*WHAT YOU HAVE TO DO*
Exact reproduction of the data is required, with images excluded.

*INFORMATION SUPPLIED*
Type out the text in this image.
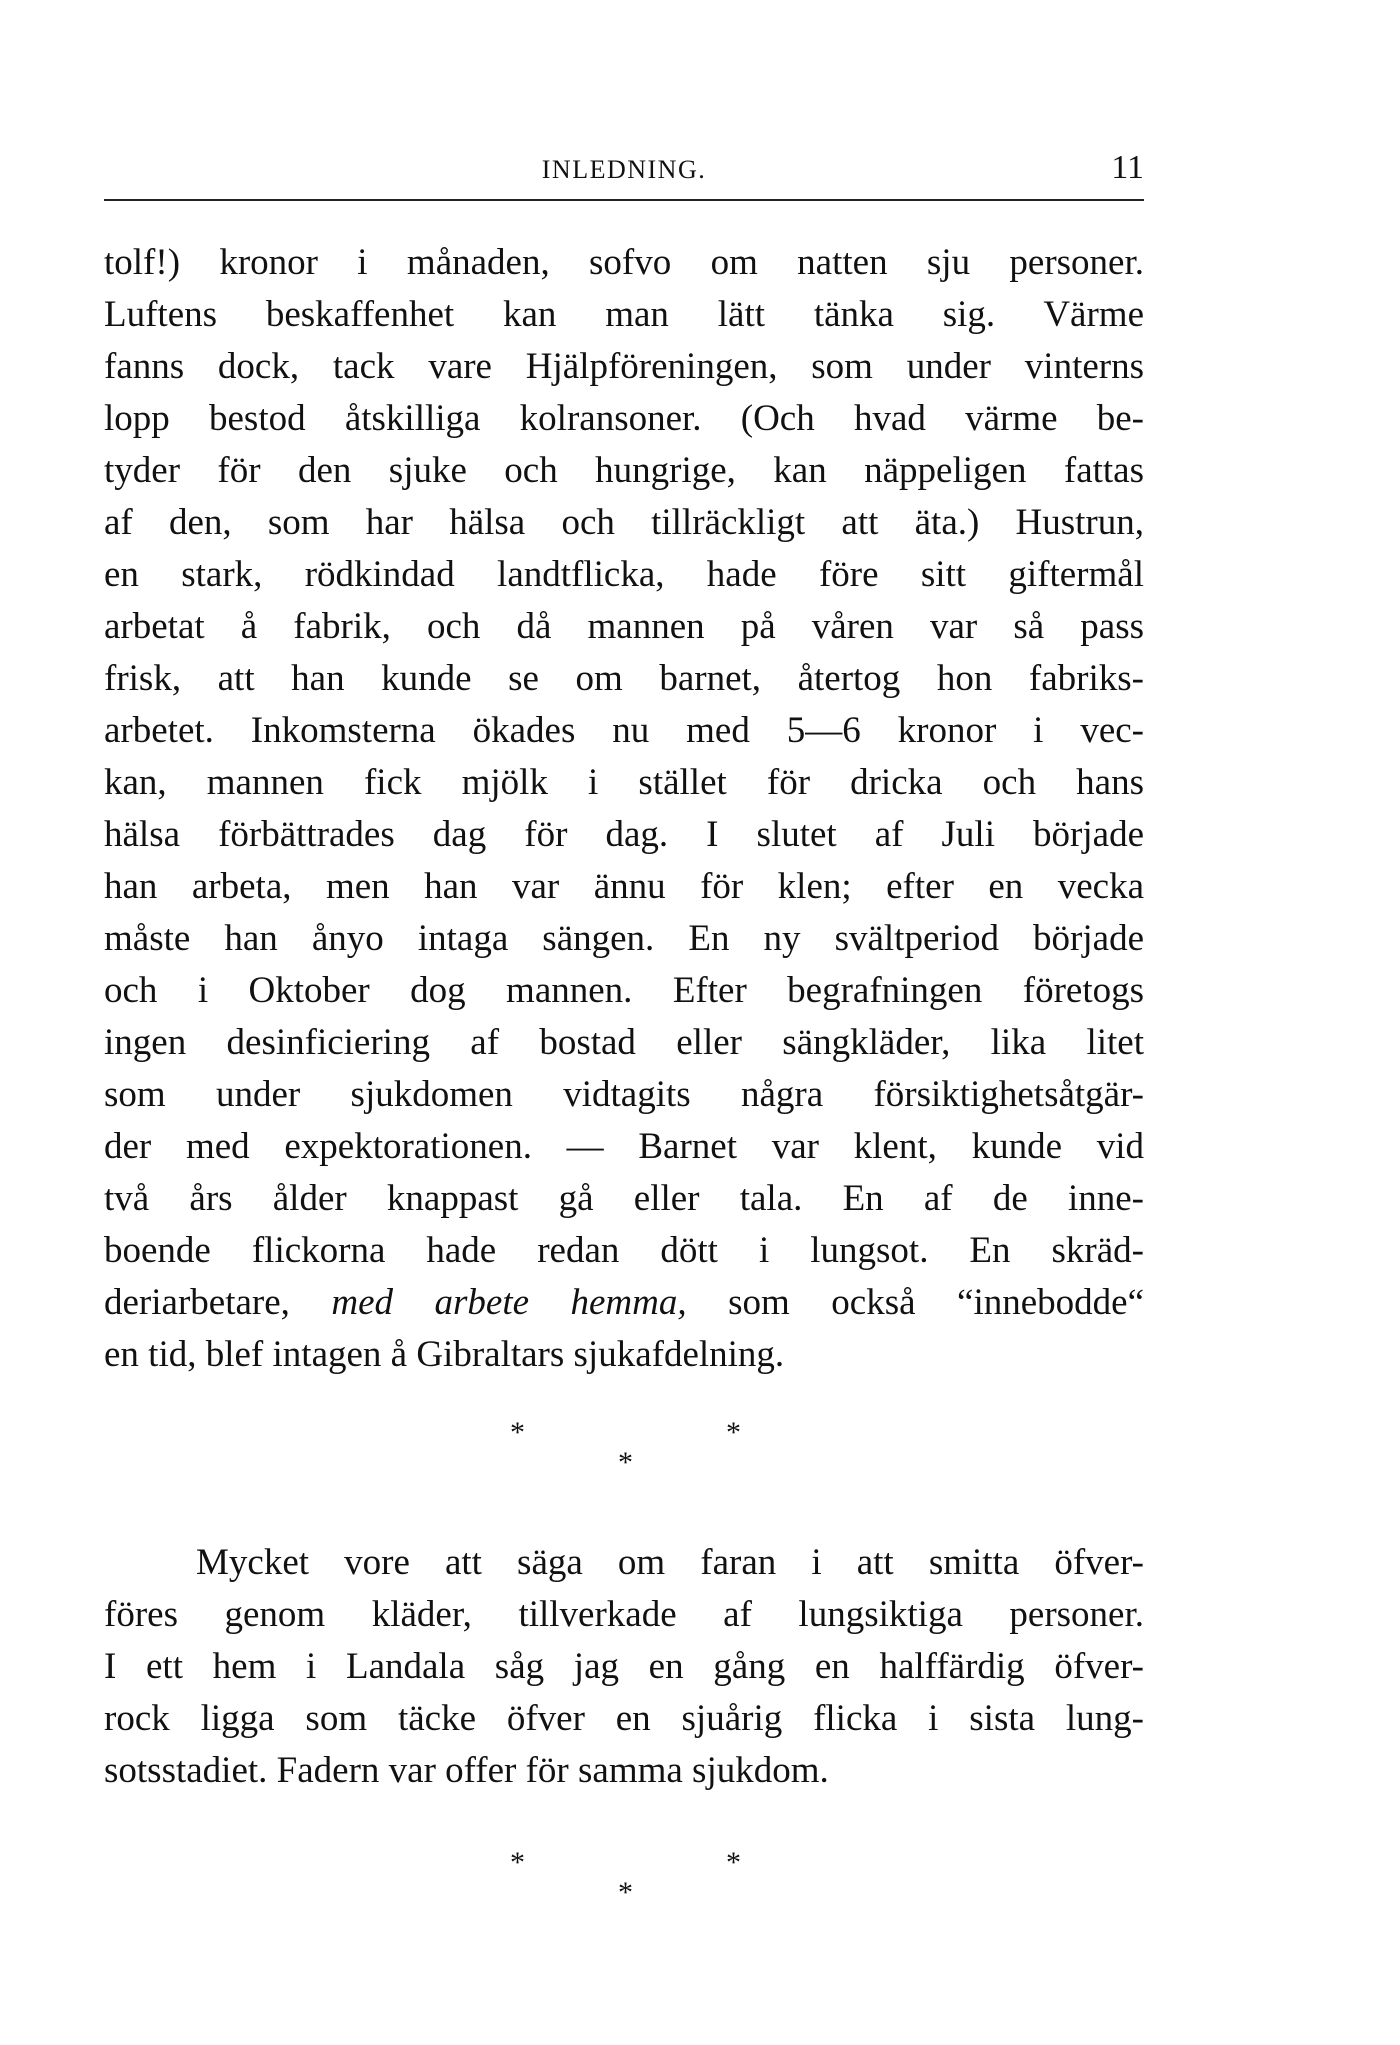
INLEDNING.	11
tolf!) kronor i månaden, sofvo om natten sju personer.
Luftens beskaffenhet kan man lätt tänka sig. Värme
fanns dock, tack vare Hjälpföreningen, som under vinterns
lopp bestod åtskilliga kolransoner. (Och hvad värme be-
tyder för den sjuke och hungrige, kan näppeligen fattas
af den, som har hälsa och tillräckligt att äta.) Hustrun,
en stark, rödkindad landtflicka, hade före sitt giftermål
arbetat å fabrik, och då mannen på våren var så pass
frisk, att han kunde se om barnet, återtog hon fabriks-
arbetet. Inkomsterna ökades nu med 5—6 kronor i vec-
kan, mannen fick mjölk i stället för dricka och hans
hälsa förbättrades dag för dag. I slutet af Juli började
han arbeta, men han var ännu för klen; efter en vecka
måste han ånyo intaga sängen. En ny svältperiod började
och i Oktober dog mannen. Efter begrafningen företogs
ingen desinficiering af bostad eller sängkläder, lika litet
som under sjukdomen vidtagits några försiktighetsåtgär-
der med expektorationen. — Barnet var klent, kunde vid
två års ålder knappast gå eller tala. En af de inne-
boende flickorna hade redan dött i lungsot. En skräd-
deriarbetare, med arbete hemma, som också “innebodde“
en tid, blef intagen å Gibraltars sjukafdelning.
*	*
*
Mycket vore att säga om faran i att smitta öfver-
föres genom kläder, tillverkade af lungsiktiga personer.
I ett hem i Landala såg jag en gång en halffärdig öfver-
rock ligga som täcke öfver en sjuårig flicka i sista lung-
sotsstadiet. Fadern var offer för samma sjukdom.
*	*
*
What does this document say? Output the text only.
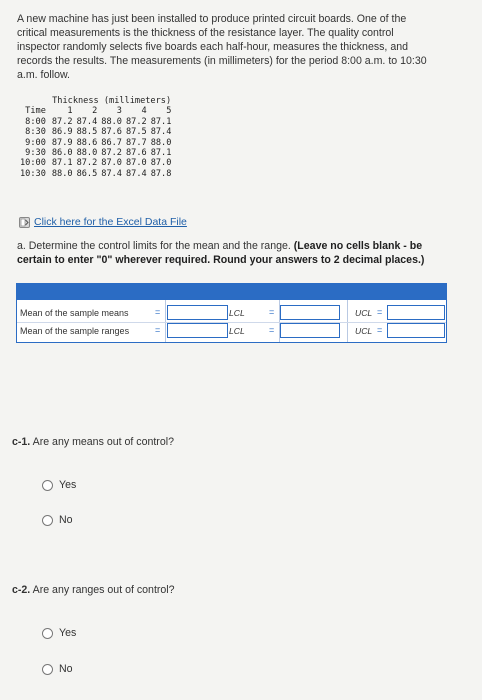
A new machine has just been installed to produce printed circuit boards. One of the
critical measurements is the thickness of the resistance layer. The quality control
inspector randomly selects five boards each half-hour, measures the thickness, and
records the results. The measurements (in millimeters) for the period 8:00 a.m. to 10:30
a.m. follow.
	Thickness (millimeters)				
Time	1	2	3	4	5
8:00	87.2	87.4	88.0	87.2	87.1
8:30	86.9	88.5	87.6	87.5	87.4
9:00	87.9	88.6	86.7	87.7	88.0
9:30	86.0	88.0	87.2	87.6	87.1
10:00	87.1	87.2	87.0	87.0	87.0
10:30	88.0	86.5	87.4	87.4	87.8
Click here for the Excel Data File
a. Determine the control limits for the mean and the range. (Leave no cells blank - be
certain to enter "0" wherever required. Round your answers to 2 decimal places.)
Mean of the sample means	=	LCL	=	UCL =
Mean of the sample ranges	=	LCL	=	UCL =
c-1. Are any means out of control?
Yes
No
c-2. Are any ranges out of control?
Yes
No
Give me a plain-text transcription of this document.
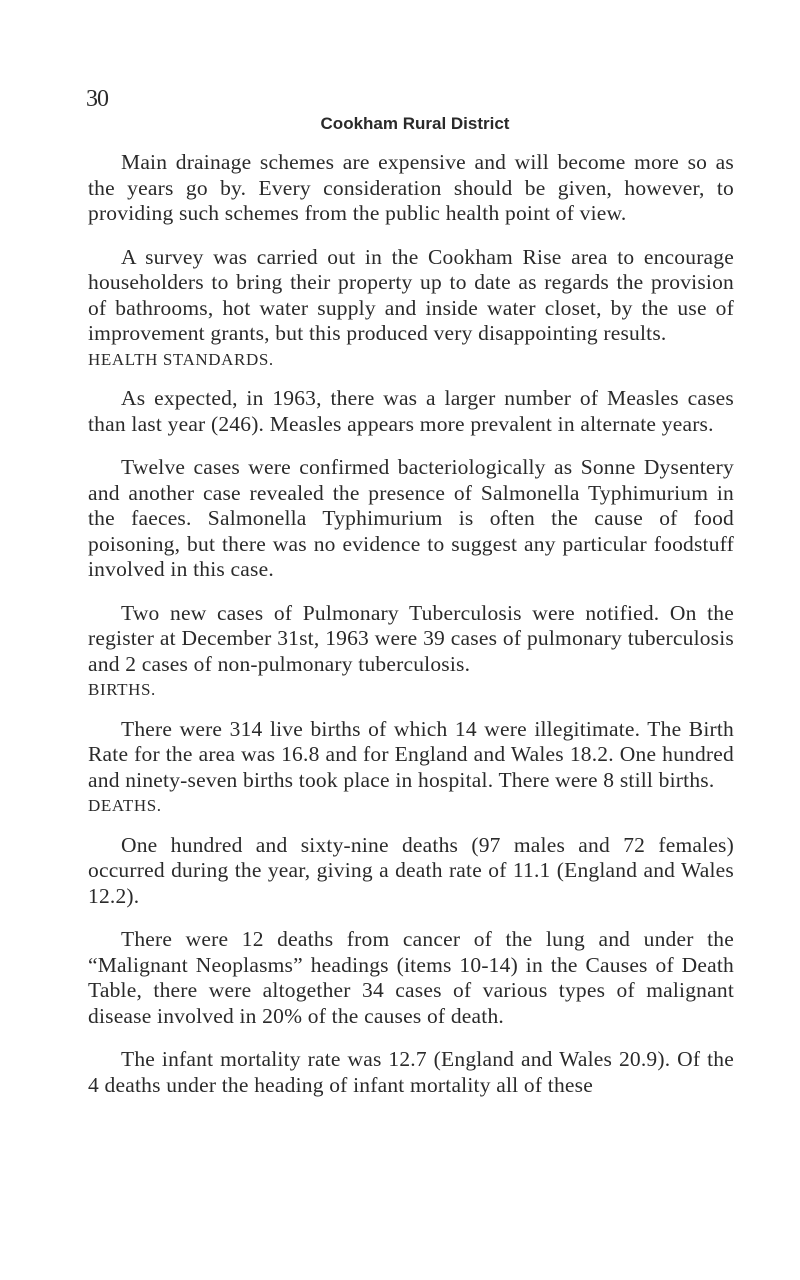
30
Cookham Rural District

Main drainage schemes are expensive and will become more so as the years go by. Every consideration should be given, however, to providing such schemes from the public health point of view.

A survey was carried out in the Cookham Rise area to encourage householders to bring their property up to date as regards the provision of bathrooms, hot water supply and inside water closet, by the use of improvement grants, but this produced very disappointing results.

HEALTH STANDARDS.

As expected, in 1963, there was a larger number of Measles cases than last year (246). Measles appears more prevalent in alternate years.

Twelve cases were confirmed bacteriologically as Sonne Dysentery and another case revealed the presence of Salmonella Typhimurium in the faeces. Salmonella Typhimurium is often the cause of food poisoning, but there was no evidence to suggest any particular foodstuff involved in this case.

Two new cases of Pulmonary Tuberculosis were notified. On the register at December 31st, 1963 were 39 cases of pulmonary tuberculosis and 2 cases of non-pulmonary tuberculosis.

BIRTHS.

There were 314 live births of which 14 were illegitimate. The Birth Rate for the area was 16.8 and for England and Wales 18.2. One hundred and ninety-seven births took place in hospital. There were 8 still births.

DEATHS.

One hundred and sixty-nine deaths (97 males and 72 females) occurred during the year, giving a death rate of 11.1 (England and Wales 12.2).

There were 12 deaths from cancer of the lung and under the “Malignant Neoplasms” headings (items 10-14) in the Causes of Death Table, there were altogether 34 cases of various types of malignant disease involved in 20% of the causes of death.

The infant mortality rate was 12.7 (England and Wales 20.9). Of the 4 deaths under the heading of infant mortality all of these
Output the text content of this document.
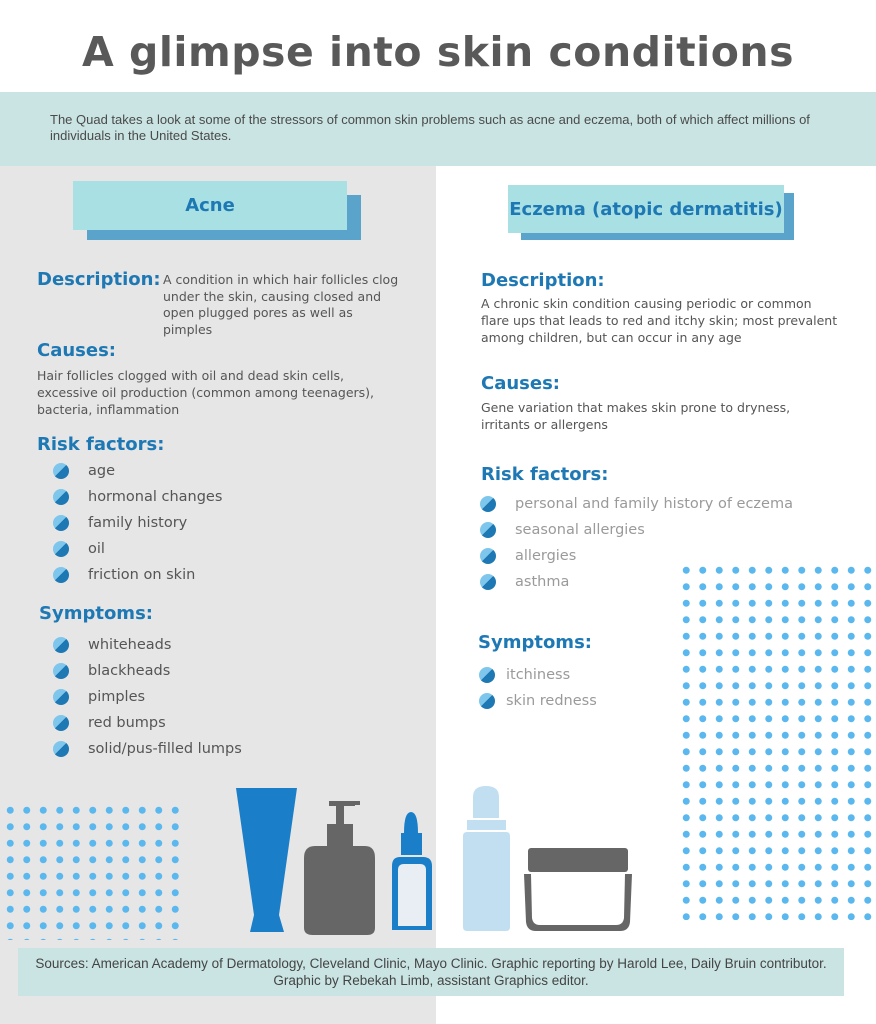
A glimpse into skin conditions

The Quad takes a look at some of the stressors of common skin problems such as acne and eczema, both of which affect millions of individuals in the United States.

Acne	Eczema (atopic dermatitis)
Description: A condition in which hair follicles clog under the skin, causing closed and open plugged pores as well as pimples
Causes:
Hair follicles clogged with oil and dead skin cells, excessive oil production (common among teenagers), bacteria, inflammation
Risk factors:
age
hormonal changes
family history
oil
friction on skin
Symptoms:
whiteheads
blackheads
pimples
red bumps
solid/pus-filled lumps
Description:
A chronic skin condition causing periodic or common flare ups that leads to red and itchy skin; most prevalent among children, but can occur in any age
Causes:
Gene variation that makes skin prone to dryness, irritants or allergens
Risk factors:
personal and family history of eczema
seasonal allergies
allergies
asthma
Symptoms:
itchiness
skin redness
Sources: American Academy of Dermatology, Cleveland Clinic, Mayo Clinic. Graphic reporting by Harold Lee, Daily Bruin contributor. Graphic by Rebekah Limb, assistant Graphics editor.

*SOLUTION TO THIS TASK*
Type out the text in this image.
INLEDNING.	11
tolf!) kronor i månaden, sofvo om natten sju personer.
Luftens beskaffenhet kan man lätt tänka sig. Värme
fanns dock, tack vare Hjälpföreningen, som under vinterns
lopp bestod åtskilliga kolransoner. (Och hvad värme be-
tyder för den sjuke och hungrige, kan näppeligen fattas
af den, som har hälsa och tillräckligt att äta.) Hustrun,
en stark, rödkindad landtflicka, hade före sitt giftermål
arbetat å fabrik, och då mannen på våren var så pass
frisk, att han kunde se om barnet, återtog hon fabriks-
arbetet. Inkomsterna ökades nu med 5—6 kronor i vec-
kan, mannen fick mjölk i stället för dricka och hans
hälsa förbättrades dag för dag. I slutet af Juli började
han arbeta, men han var ännu för klen; efter en vecka
måste han ånyo intaga sängen. En ny svältperiod började
och i Oktober dog mannen. Efter begrafningen företogs
ingen desinficiering af bostad eller sängkläder, lika litet
som under sjukdomen vidtagits några försiktighetsåtgär-
der med expektorationen. — Barnet var klent, kunde vid
två års ålder knappast gå eller tala. En af de inne-
boende flickorna hade redan dött i lungsot. En skräd-
deriarbetare, med arbete hemma, som också “innebodde“
en tid, blef intagen å Gibraltars sjukafdelning.
*	*
*
Mycket vore att säga om faran i att smitta öfver-
föres genom kläder, tillverkade af lungsiktiga personer.
I ett hem i Landala såg jag en gång en halffärdig öfver-
rock ligga som täcke öfver en sjuårig flicka i sista lung-
sotsstadiet. Fadern var offer för samma sjukdom.
*	*
*
What does this document say? Output the text only.
A new machine has just been installed to produce printed circuit boards. One of the
critical measurements is the thickness of the resistance layer. The quality control
inspector randomly selects five boards each half-hour, measures the thickness, and
records the results. The measurements (in millimeters) for the period 8:00 a.m. to 10:30
a.m. follow.
	Thickness (millimeters)				
Time	1	2	3	4	5
8:00	87.2	87.4	88.0	87.2	87.1
8:30	86.9	88.5	87.6	87.5	87.4
9:00	87.9	88.6	86.7	87.7	88.0
9:30	86.0	88.0	87.2	87.6	87.1
10:00	87.1	87.2	87.0	87.0	87.0
10:30	88.0	86.5	87.4	87.4	87.8
Click here for the Excel Data File
a. Determine the control limits for the mean and the range. (Leave no cells blank - be
certain to enter "0" wherever required. Round your answers to 2 decimal places.)
Mean of the sample means	=	LCL	=	UCL =
Mean of the sample ranges	=	LCL	=	UCL =
c-1. Are any means out of control?
Yes
No
c-2. Are any ranges out of control?
Yes
No
Give me a plain-text transcription of this document.
30
Cookham Rural District

Main drainage schemes are expensive and will become more so as the years go by. Every consideration should be given, however, to providing such schemes from the public health point of view.

A survey was carried out in the Cookham Rise area to encourage householders to bring their property up to date as regards the provision of bathrooms, hot water supply and inside water closet, by the use of improvement grants, but this produced very disappointing results.

HEALTH STANDARDS.

As expected, in 1963, there was a larger number of Measles cases than last year (246). Measles appears more prevalent in alternate years.

Twelve cases were confirmed bacteriologically as Sonne Dysentery and another case revealed the presence of Salmonella Typhimurium in the faeces. Salmonella Typhimurium is often the cause of food poisoning, but there was no evidence to suggest any particular foodstuff involved in this case.

Two new cases of Pulmonary Tuberculosis were notified. On the register at December 31st, 1963 were 39 cases of pulmonary tuberculosis and 2 cases of non-pulmonary tuberculosis.

BIRTHS.

There were 314 live births of which 14 were illegitimate. The Birth Rate for the area was 16.8 and for England and Wales 18.2. One hundred and ninety-seven births took place in hospital. There were 8 still births.

DEATHS.

One hundred and sixty-nine deaths (97 males and 72 females) occurred during the year, giving a death rate of 11.1 (England and Wales 12.2).

There were 12 deaths from cancer of the lung and under the “Malignant Neoplasms” headings (items 10-14) in the Causes of Death Table, there were altogether 34 cases of various types of malignant disease involved in 20% of the causes of death.

The infant mortality rate was 12.7 (England and Wales 20.9). Of the 4 deaths under the heading of infant mortality all of these
Output the text content of this document.
A glimpse into skin conditions

The Quad takes a look at some of the stressors of common skin problems such as acne and eczema, both of which affect millions of individuals in the United States.

Acne	Eczema (atopic dermatitis)
Description: A condition in which hair follicles clog under the skin, causing closed and open plugged pores as well as pimples
Causes:
Hair follicles clogged with oil and dead skin cells, excessive oil production (common among teenagers), bacteria, inflammation
Risk factors:
age
hormonal changes
family history
oil
friction on skin
Symptoms:
whiteheads
blackheads
pimples
red bumps
solid/pus-filled lumps
Description:
A chronic skin condition causing periodic or common flare ups that leads to red and itchy skin; most prevalent among children, but can occur in any age
Causes:
Gene variation that makes skin prone to dryness, irritants or allergens
Risk factors:
personal and family history of eczema
seasonal allergies
allergies
asthma
Symptoms:
itchiness
skin redness
Sources: American Academy of Dermatology, Cleveland Clinic, Mayo Clinic. Graphic reporting by Harold Lee, Daily Bruin contributor. Graphic by Rebekah Limb, assistant Graphics editor.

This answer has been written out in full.